* _Exercise aim_
Tally the lines containing the word "xlabel", and report the tally alone.

* _Extracted data_
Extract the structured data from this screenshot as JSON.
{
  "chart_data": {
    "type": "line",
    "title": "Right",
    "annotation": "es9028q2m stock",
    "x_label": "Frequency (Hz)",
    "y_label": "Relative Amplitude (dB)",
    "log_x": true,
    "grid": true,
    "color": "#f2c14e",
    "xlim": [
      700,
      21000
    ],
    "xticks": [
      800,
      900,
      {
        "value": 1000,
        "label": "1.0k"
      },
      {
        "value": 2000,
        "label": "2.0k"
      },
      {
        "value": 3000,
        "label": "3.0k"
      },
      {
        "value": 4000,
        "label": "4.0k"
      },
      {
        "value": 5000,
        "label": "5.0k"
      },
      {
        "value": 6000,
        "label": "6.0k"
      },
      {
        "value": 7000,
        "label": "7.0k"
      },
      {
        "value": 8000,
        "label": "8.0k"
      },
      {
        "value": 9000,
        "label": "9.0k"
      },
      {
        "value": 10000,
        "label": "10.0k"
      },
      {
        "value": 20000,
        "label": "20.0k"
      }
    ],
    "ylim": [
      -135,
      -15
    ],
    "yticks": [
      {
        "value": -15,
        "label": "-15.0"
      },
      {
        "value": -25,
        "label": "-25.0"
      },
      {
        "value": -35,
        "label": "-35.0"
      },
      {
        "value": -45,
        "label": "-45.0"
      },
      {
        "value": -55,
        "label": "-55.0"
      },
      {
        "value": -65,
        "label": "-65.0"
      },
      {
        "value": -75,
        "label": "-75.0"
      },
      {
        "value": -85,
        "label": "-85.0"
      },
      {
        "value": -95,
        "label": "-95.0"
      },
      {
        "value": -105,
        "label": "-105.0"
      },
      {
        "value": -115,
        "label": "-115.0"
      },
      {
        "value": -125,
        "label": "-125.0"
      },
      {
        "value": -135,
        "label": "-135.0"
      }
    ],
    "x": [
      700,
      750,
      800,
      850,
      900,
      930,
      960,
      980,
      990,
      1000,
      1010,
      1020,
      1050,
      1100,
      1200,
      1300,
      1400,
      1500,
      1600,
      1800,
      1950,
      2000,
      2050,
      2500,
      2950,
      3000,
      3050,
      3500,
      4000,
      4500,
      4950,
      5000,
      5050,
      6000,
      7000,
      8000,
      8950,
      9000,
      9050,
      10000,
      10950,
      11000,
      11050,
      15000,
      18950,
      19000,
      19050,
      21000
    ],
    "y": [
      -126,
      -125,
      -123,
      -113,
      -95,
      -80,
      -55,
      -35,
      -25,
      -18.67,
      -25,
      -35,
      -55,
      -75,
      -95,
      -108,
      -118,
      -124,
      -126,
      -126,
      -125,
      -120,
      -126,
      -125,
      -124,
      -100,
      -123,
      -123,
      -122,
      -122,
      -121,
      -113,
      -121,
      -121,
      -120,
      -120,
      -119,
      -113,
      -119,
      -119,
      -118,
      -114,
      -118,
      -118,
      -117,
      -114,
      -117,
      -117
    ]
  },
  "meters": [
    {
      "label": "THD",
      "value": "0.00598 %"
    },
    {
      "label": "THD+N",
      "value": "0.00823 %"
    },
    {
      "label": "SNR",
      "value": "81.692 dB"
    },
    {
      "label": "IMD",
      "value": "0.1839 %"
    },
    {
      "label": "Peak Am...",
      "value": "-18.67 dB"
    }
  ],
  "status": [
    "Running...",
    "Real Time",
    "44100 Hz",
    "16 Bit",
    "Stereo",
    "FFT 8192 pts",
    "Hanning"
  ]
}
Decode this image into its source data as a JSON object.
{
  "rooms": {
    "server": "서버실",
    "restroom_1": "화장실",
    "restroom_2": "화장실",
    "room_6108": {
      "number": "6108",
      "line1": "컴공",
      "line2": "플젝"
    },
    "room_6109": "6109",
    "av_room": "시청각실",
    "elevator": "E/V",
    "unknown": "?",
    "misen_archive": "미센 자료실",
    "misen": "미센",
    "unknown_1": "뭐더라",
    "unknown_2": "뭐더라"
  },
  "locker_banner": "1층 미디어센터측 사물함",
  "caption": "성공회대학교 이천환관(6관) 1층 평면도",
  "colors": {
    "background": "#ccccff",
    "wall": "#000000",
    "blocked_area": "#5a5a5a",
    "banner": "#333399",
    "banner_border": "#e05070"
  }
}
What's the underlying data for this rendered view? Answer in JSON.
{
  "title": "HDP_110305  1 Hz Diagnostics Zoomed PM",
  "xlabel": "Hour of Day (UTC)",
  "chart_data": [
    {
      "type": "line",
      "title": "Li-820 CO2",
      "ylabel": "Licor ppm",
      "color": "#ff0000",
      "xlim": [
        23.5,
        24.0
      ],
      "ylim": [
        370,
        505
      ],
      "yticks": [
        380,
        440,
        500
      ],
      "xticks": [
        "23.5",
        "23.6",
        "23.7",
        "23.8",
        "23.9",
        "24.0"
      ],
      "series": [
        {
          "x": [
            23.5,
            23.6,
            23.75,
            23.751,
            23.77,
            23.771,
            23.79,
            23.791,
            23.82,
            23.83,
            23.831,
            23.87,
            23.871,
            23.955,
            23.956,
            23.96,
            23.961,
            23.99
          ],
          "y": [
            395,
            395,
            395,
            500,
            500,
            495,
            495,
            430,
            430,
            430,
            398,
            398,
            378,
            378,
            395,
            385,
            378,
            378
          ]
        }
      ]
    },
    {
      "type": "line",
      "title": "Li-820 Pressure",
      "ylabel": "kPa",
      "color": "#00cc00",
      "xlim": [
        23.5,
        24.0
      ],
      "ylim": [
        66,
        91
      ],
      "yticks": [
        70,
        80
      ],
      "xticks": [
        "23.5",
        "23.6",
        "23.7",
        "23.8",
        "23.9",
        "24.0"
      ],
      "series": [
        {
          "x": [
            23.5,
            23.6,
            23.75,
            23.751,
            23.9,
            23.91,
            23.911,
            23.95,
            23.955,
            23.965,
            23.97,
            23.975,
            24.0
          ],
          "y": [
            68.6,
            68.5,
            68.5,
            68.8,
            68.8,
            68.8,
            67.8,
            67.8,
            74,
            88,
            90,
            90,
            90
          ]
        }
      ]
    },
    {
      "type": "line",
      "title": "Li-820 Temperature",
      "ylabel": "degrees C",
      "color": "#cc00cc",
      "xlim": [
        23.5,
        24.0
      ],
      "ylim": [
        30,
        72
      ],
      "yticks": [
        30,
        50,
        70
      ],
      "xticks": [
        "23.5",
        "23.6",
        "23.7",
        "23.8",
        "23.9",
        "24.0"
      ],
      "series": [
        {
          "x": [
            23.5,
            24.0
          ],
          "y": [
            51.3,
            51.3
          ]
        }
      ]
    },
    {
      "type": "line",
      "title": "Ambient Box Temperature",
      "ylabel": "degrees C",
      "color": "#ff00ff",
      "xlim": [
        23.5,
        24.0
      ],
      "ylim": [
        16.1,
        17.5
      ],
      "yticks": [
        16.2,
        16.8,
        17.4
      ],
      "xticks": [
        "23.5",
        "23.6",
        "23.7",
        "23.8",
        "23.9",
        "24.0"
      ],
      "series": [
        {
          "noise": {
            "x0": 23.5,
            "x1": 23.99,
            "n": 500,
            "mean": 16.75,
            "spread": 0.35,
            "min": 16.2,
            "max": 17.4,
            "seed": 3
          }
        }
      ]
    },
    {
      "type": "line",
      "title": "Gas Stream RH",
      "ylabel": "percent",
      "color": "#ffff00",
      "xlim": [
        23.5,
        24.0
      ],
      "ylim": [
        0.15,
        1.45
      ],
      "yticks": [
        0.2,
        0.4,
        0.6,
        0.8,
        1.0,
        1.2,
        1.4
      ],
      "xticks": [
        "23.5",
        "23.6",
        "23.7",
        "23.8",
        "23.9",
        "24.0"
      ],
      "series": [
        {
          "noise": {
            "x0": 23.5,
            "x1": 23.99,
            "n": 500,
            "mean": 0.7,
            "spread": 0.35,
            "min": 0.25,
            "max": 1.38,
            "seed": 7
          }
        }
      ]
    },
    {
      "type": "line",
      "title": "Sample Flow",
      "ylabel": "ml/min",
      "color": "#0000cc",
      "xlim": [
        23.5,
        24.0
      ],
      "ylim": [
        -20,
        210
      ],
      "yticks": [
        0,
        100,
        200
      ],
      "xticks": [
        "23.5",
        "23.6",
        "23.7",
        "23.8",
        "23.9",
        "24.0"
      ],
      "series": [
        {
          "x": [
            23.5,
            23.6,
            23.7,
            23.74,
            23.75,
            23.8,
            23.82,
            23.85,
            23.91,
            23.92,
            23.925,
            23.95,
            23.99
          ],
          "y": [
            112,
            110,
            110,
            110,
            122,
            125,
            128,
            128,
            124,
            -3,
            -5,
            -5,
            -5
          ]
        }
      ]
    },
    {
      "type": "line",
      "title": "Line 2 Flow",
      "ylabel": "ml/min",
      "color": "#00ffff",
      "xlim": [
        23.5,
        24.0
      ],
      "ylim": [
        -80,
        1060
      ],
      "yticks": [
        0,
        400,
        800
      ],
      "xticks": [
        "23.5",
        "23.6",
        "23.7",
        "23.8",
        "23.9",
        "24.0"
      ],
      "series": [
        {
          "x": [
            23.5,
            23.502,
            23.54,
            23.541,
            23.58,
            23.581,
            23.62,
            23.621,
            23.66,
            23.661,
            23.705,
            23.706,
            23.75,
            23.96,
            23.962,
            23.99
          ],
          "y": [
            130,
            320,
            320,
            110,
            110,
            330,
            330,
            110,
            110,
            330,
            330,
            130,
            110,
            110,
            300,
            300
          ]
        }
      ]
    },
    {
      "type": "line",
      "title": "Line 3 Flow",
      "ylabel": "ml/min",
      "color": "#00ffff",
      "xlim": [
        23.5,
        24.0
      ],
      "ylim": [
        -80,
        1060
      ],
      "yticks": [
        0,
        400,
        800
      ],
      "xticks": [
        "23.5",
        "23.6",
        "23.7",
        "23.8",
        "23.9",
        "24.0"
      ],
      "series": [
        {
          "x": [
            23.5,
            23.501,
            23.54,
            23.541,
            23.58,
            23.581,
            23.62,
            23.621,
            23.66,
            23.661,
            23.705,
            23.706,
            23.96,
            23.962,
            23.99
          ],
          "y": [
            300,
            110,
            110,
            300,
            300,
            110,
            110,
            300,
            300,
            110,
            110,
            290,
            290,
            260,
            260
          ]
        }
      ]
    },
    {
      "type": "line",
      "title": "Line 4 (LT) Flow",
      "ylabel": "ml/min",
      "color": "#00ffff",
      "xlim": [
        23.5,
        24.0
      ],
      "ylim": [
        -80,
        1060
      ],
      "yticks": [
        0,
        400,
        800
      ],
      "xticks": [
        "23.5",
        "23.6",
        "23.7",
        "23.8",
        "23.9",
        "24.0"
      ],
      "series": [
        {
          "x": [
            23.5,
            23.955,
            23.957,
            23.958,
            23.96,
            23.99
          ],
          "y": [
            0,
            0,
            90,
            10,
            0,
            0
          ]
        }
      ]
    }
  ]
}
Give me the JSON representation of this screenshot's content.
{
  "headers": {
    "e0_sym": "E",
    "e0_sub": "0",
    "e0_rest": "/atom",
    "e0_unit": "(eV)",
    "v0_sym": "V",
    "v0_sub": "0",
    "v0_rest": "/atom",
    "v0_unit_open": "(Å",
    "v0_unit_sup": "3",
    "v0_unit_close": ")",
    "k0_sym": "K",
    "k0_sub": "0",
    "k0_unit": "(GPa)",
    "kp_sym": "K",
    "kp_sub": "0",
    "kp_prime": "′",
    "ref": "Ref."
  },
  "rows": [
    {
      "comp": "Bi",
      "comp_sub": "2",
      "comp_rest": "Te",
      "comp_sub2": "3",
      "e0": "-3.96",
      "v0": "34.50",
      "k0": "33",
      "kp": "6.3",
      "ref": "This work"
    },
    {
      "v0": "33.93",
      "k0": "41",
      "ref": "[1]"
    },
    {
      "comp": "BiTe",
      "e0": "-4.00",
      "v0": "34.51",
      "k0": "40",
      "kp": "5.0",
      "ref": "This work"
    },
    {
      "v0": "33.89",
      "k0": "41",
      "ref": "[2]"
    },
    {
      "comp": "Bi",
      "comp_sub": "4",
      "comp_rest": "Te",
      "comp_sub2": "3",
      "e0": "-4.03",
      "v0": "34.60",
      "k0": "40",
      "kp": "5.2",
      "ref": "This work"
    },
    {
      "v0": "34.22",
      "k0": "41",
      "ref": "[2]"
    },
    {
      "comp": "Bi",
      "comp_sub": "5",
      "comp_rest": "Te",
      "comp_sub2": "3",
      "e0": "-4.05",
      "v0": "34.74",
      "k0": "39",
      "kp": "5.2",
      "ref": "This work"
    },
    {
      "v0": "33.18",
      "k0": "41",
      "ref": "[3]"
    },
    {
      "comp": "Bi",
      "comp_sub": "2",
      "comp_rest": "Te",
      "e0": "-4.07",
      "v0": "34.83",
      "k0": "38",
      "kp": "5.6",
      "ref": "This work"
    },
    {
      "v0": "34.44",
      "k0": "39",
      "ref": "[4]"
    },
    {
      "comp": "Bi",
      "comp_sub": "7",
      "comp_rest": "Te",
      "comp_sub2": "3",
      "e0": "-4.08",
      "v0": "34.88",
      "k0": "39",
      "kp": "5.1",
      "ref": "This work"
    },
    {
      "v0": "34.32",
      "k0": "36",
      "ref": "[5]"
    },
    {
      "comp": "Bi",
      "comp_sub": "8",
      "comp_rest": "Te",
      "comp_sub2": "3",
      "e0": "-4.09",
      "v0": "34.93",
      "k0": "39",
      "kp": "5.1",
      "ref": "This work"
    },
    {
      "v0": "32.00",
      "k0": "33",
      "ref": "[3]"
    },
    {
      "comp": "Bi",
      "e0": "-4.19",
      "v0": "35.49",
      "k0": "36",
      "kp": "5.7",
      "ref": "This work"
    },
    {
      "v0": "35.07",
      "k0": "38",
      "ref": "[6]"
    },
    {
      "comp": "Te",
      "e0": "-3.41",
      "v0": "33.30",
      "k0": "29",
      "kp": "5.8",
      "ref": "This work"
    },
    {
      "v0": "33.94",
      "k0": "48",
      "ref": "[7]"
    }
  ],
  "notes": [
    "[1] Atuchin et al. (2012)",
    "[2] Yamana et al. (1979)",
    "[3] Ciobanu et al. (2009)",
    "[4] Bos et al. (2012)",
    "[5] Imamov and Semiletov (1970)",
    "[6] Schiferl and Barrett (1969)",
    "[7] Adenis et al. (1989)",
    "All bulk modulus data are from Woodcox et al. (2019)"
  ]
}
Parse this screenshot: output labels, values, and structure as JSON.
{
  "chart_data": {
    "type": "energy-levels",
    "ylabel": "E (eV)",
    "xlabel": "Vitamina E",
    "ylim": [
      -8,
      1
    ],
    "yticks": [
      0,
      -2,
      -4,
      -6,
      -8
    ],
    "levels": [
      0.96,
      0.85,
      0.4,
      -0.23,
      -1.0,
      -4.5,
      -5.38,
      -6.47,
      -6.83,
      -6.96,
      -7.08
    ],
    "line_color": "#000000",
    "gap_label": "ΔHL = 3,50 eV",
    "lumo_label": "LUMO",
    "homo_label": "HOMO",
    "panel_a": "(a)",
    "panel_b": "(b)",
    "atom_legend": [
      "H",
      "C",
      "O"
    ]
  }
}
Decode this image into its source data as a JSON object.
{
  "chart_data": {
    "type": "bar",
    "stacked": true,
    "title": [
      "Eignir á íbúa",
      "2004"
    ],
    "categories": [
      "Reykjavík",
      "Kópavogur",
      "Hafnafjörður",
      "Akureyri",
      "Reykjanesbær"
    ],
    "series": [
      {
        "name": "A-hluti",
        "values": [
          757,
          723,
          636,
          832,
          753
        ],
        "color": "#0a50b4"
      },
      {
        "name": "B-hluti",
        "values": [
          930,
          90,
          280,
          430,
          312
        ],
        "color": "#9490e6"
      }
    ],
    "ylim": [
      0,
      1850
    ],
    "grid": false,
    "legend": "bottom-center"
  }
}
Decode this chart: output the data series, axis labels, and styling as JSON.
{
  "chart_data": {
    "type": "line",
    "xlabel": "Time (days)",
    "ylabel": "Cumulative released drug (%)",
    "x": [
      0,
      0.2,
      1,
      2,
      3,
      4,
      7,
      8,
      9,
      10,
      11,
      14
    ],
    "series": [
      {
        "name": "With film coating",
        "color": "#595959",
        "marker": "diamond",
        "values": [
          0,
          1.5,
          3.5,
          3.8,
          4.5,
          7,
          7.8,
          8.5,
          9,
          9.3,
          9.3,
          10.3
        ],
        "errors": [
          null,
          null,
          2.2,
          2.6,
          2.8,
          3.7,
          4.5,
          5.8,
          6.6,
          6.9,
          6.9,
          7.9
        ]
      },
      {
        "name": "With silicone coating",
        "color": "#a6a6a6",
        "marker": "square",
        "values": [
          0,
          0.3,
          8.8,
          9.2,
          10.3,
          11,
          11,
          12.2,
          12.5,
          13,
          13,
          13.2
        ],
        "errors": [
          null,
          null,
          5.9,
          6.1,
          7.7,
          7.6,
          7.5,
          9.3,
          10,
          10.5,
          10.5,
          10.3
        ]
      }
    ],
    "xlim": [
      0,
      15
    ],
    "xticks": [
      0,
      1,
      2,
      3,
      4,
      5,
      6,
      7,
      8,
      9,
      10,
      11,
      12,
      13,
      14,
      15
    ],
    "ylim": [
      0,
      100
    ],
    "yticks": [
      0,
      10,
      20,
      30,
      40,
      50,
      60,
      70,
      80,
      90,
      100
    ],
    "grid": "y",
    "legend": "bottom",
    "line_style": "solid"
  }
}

* _Answer to the exercise_
3